### ARTICLE
-- begin --

Abstract

Is there a humanist way of working with data (cf. Posner, “Data Trouble”)? This workshop prods at that question, examining tensions with quantification and categorization, and moving towards (we hope) repair and remediation. A hands-on portion will look at concrete ways to represent research topics as tabular data (aka a spreadsheet), one of the handiest and most portable of data formats.

Introduction

This workshop introduces the challenges and benefits of translating humanities sources into machine-accessible formats. It also provides a gentle introduction to programming in R using the RStudio environment.

Take a look around: you’re in RStudio, an environment that makes coding in R more transparent. Your window is divided into four segments. In the upper right, you’ll see the environment: this displays all the objects you have loaded into memory (currently none). In the upper left, you’ll see the script editor: this is the place to work on code that you’re currently writing (or borrowing from elsewhere!). To run code in code chunks (the grey chunks), you can either press Ctrl+Enter to run single lines or click the green arrow to run the entire chunk. In the lower left, you’ll see the console: this is where code actually executes and where the output prints. In the lower right, you’ll see a few different things. The “Files” tab shows whatever files live in the directory (or folder) that R is currently working in; if you run any plots, they’ll show up in the “Plots” tab; you can also get help in the “Help” tab.

To start, if you’re using your own computer, run the section of setup code above by clicking the green arrow in the upper right of the grey box.

-- end --

### SUPPLIED MATERIAL
-- begin --

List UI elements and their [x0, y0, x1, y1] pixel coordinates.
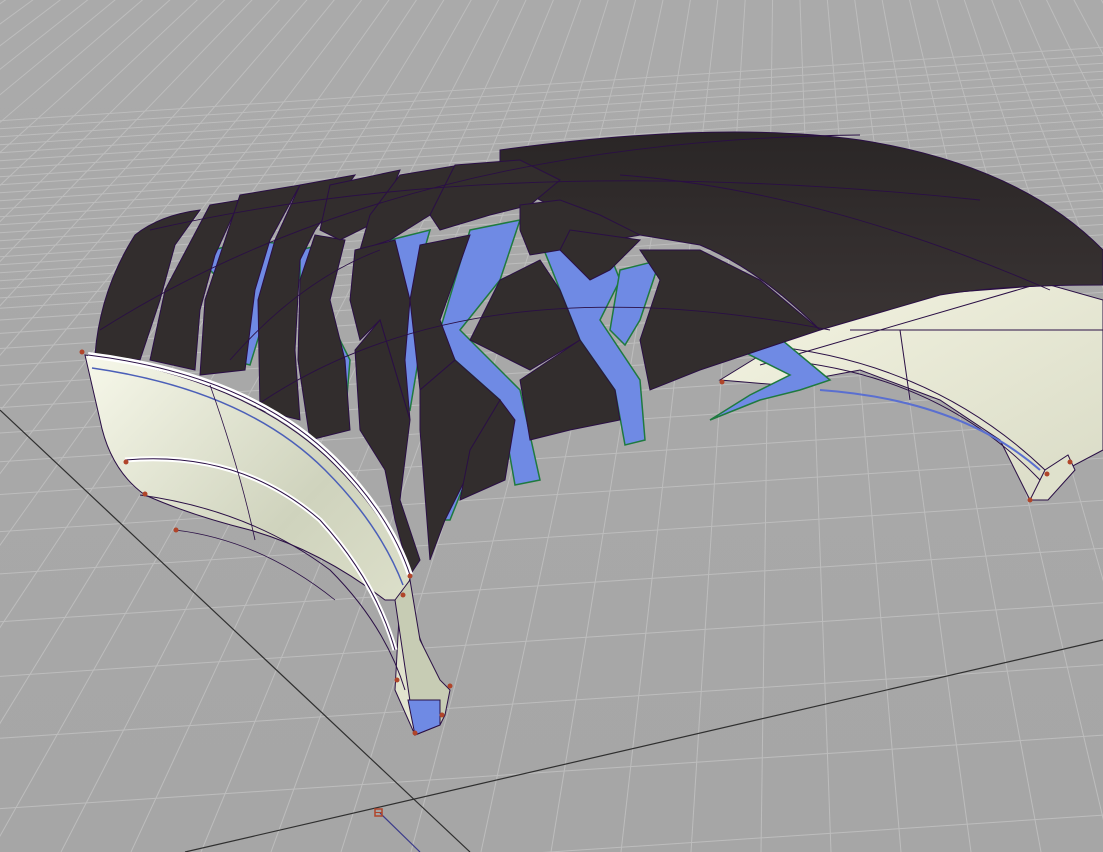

-- end --

### JOB
Copy out the entire workshop text above word for word, from the heading "Abstract" through its final sentence.

### SOLUTION TO THE PROBLEM
Abstract

Is there a humanist way of working with data (cf. Posner, “Data Trouble”)? This workshop prods at that question, examining tensions with quantification and categorization, and moving towards (we hope) repair and remediation. A hands-on portion will look at concrete ways to represent research topics as tabular data (aka a spreadsheet), one of the handiest and most portable of data formats.

Introduction

This workshop introduces the challenges and benefits of translating humanities sources into machine-accessible formats. It also provides a gentle introduction to programming in R using the RStudio environment.

Take a look around: you’re in RStudio, an environment that makes coding in R more transparent. Your window is divided into four segments. In the upper right, you’ll see the environment: this displays all the objects you have loaded into memory (currently none). In the upper left, you’ll see the script editor: this is the place to work on code that you’re currently writing (or borrowing from elsewhere!). To run code in code chunks (the grey chunks), you can either press Ctrl+Enter to run single lines or click the green arrow to run the entire chunk. In the lower left, you’ll see the console: this is where code actually executes and where the output prints. In the lower right, you’ll see a few different things. The “Files” tab shows whatever files live in the directory (or folder) that R is currently working in; if you run any plots, they’ll show up in the “Plots” tab; you can also get help in the “Help” tab.

To start, if you’re using your own computer, run the section of setup code above by clicking the green arrow in the upper right of the grey box.